__GIVEN DATA__
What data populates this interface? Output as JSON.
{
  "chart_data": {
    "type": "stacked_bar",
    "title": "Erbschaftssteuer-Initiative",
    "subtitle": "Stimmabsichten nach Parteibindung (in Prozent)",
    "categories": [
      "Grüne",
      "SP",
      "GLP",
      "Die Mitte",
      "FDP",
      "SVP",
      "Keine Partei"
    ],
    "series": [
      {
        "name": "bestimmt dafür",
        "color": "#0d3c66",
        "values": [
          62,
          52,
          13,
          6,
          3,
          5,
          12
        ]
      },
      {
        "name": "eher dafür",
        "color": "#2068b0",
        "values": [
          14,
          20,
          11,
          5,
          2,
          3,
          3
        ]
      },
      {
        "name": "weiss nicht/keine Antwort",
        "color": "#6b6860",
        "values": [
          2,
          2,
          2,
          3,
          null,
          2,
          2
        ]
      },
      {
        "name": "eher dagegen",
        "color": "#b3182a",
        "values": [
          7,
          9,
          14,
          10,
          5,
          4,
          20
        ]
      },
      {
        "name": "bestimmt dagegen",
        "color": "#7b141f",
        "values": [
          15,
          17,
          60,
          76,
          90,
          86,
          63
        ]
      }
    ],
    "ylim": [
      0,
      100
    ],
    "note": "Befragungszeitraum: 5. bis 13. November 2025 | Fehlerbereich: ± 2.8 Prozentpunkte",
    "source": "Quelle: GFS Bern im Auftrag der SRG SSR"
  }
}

__WHAT TO DO__
Each line with the string "name" in it needs to be found and copied.

__OUTPUT__
        "name": "bestimmt dafür",
        "name": "eher dafür",
        "name": "weiss nicht/keine Antwort",
        "name": "eher dagegen",
        "name": "bestimmt dagegen",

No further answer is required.